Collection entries
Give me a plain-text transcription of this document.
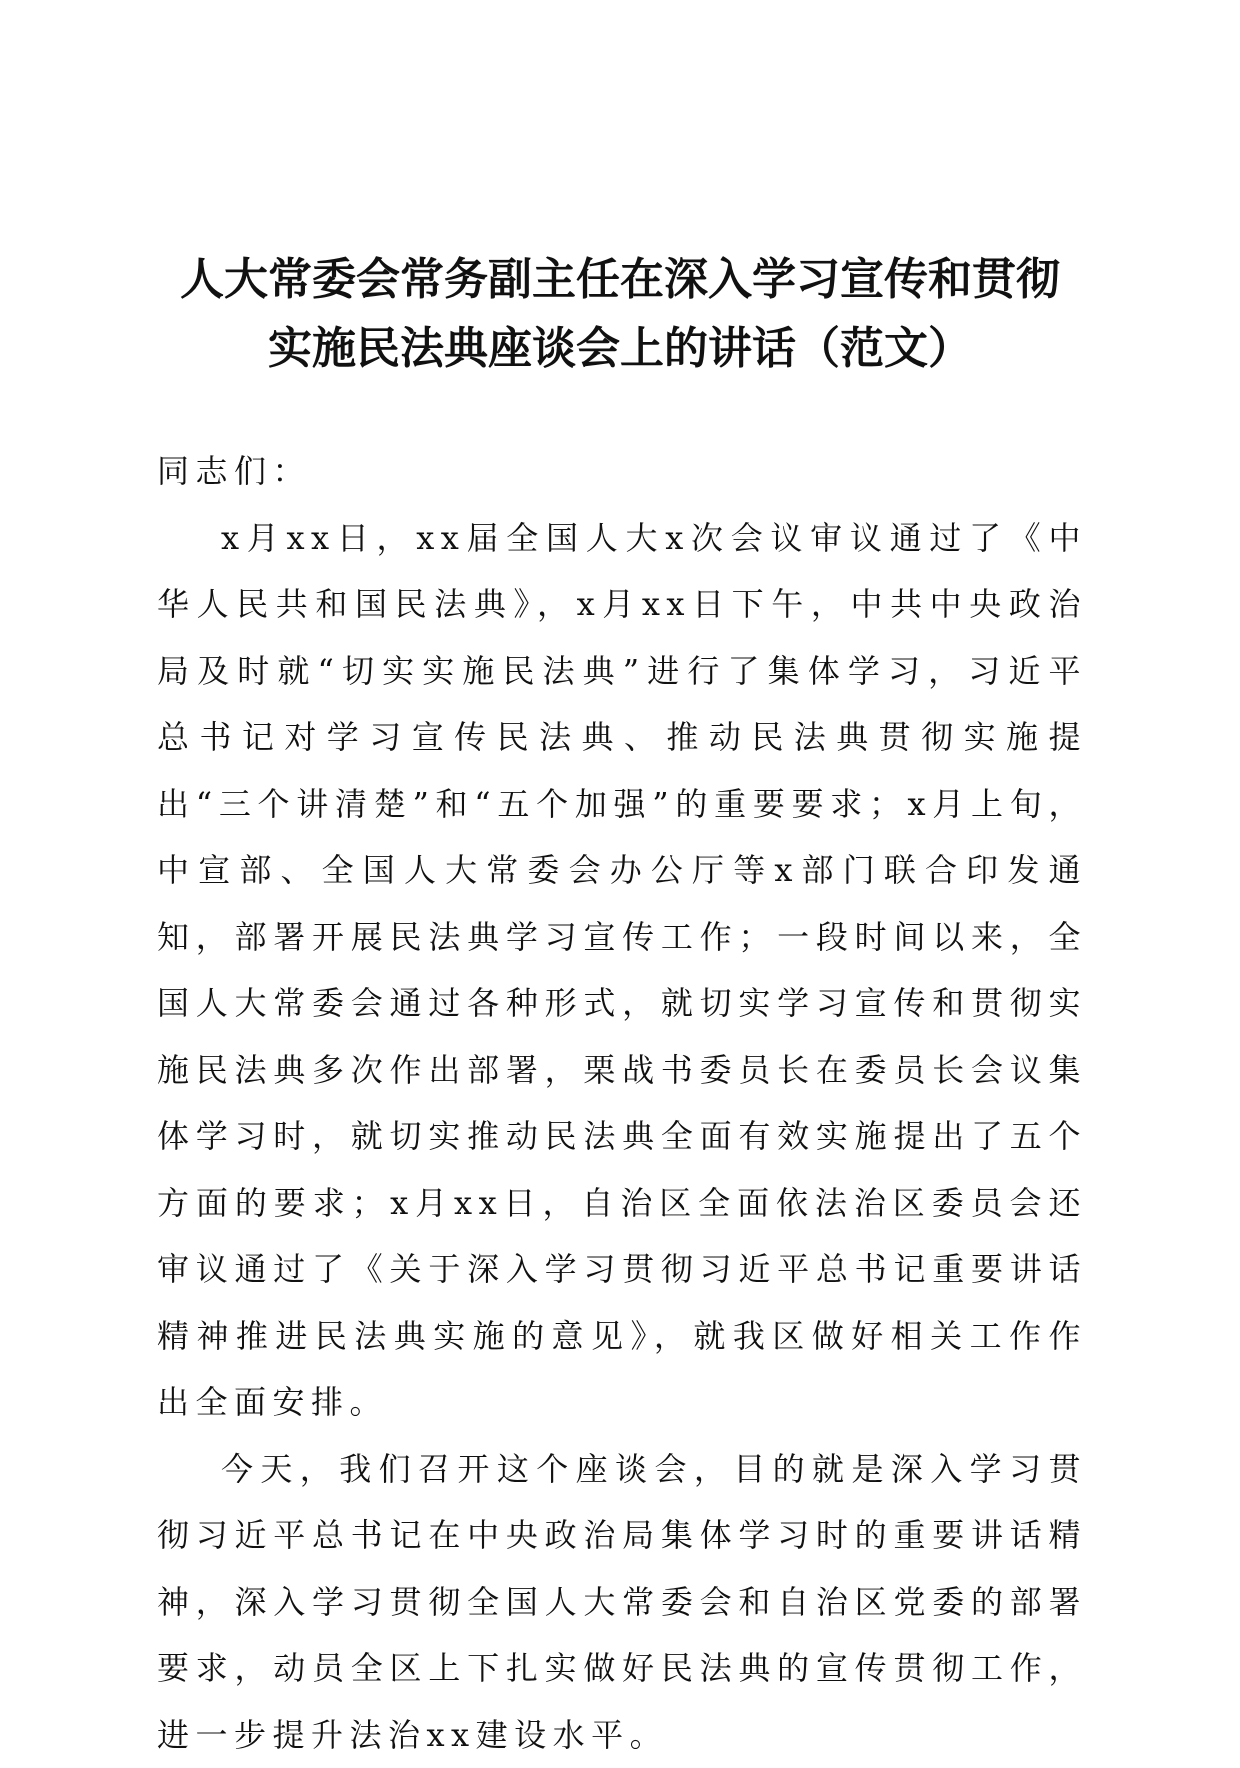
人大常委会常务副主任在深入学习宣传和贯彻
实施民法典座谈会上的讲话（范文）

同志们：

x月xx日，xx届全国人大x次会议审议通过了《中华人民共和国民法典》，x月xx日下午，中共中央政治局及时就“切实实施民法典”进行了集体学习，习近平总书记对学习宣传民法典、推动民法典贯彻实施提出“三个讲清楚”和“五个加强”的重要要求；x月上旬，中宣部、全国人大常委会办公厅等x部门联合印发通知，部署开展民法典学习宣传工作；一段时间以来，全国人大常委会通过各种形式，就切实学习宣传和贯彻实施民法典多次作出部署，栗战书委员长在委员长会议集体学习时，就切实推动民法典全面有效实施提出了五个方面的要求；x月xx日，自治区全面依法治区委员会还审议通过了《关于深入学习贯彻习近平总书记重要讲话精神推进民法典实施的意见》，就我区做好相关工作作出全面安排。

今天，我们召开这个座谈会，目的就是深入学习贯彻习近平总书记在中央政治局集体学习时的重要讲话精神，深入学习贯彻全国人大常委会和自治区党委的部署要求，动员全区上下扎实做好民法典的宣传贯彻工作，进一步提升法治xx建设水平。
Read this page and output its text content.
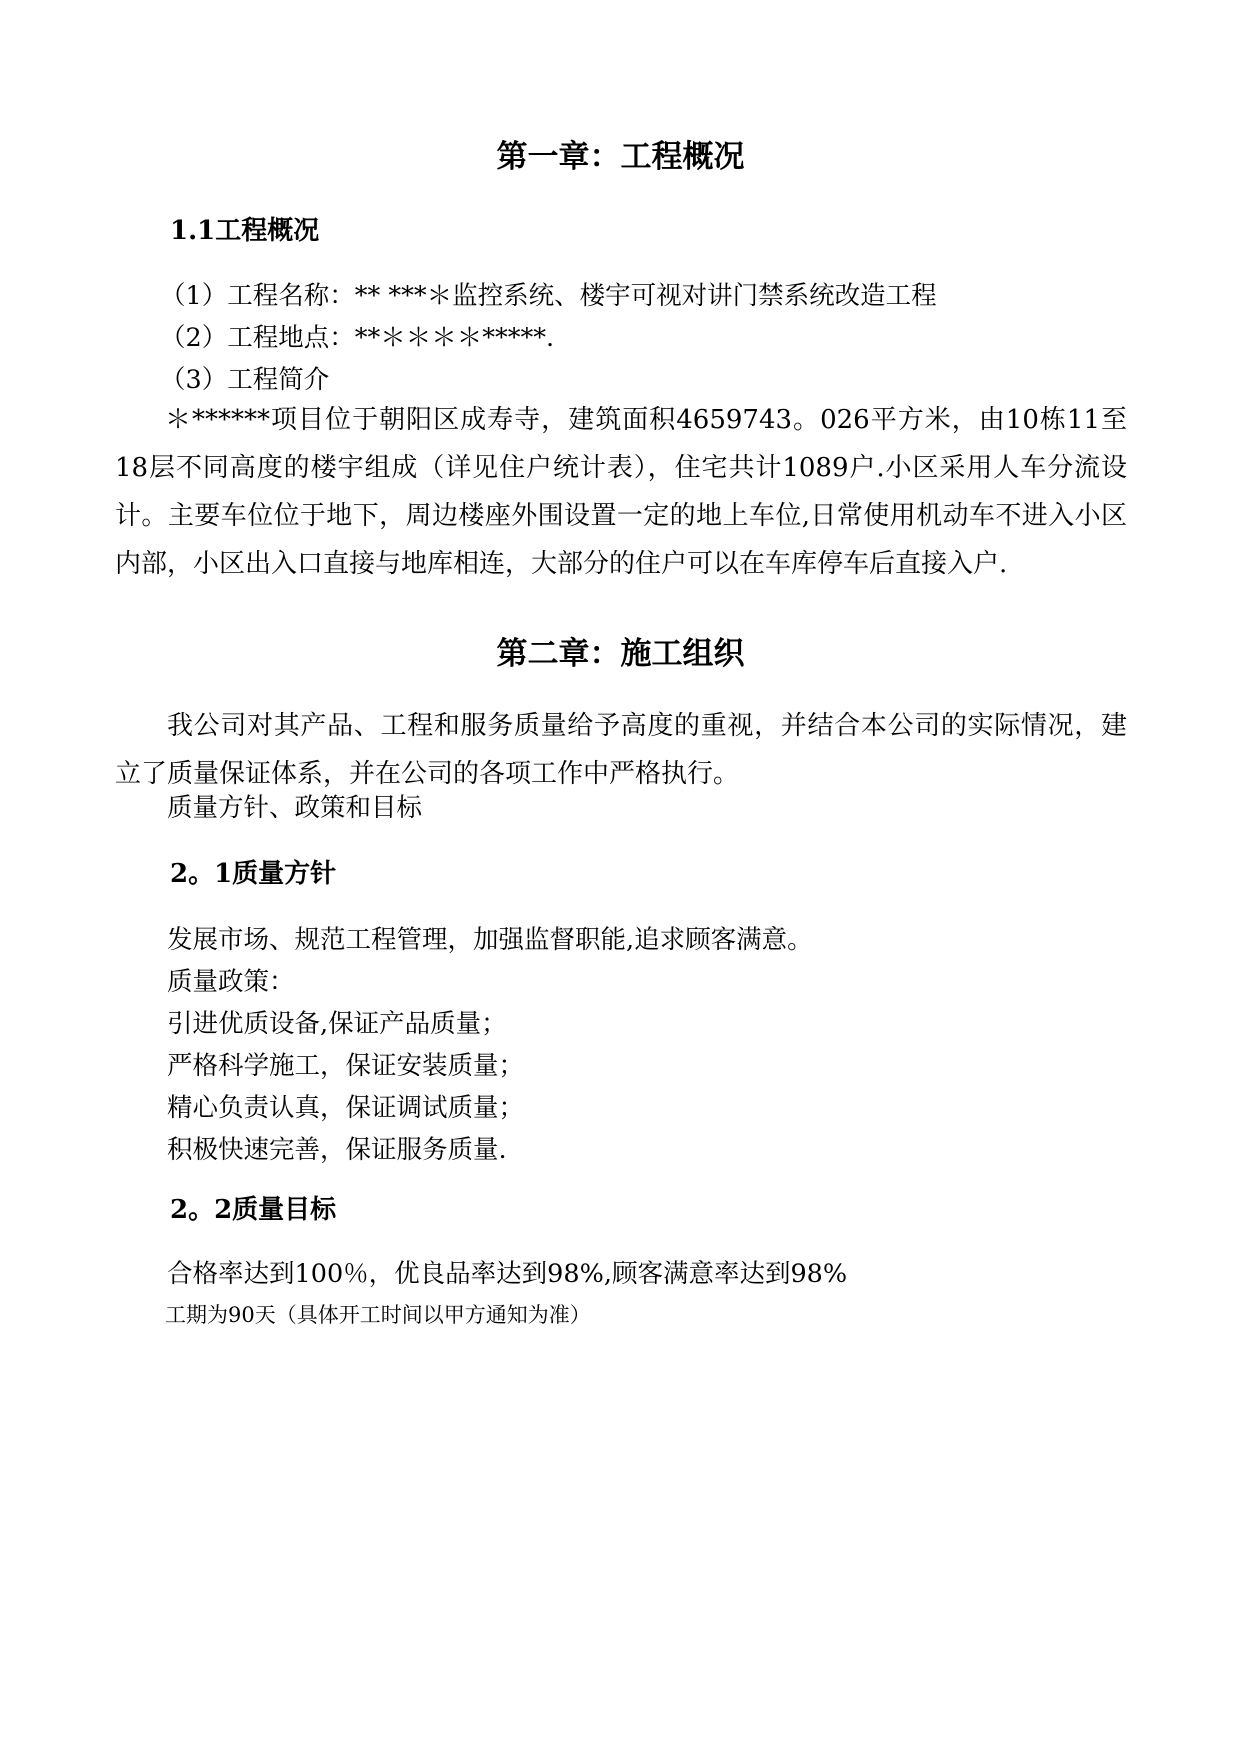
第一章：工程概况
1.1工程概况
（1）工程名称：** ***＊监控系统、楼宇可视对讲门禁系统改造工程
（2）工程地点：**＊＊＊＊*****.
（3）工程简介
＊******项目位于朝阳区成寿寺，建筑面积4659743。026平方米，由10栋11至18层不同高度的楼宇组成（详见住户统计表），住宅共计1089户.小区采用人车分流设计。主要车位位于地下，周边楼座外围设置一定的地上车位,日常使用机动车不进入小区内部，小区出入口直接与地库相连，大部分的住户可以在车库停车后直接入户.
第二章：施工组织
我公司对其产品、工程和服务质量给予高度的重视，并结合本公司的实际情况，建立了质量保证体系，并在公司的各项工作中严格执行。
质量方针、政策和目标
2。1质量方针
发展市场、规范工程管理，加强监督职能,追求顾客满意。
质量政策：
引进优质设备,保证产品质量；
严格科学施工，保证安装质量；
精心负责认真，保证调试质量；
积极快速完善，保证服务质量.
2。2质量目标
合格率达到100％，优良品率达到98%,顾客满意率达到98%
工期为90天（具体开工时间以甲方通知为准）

→ **WHAT YOU HAVE TO DO**:
From the entries above, copy every line that holds the word "this".

→ **THE REPLY**:
Give me a plain-text transcription of this document.
Read this page and output its text content.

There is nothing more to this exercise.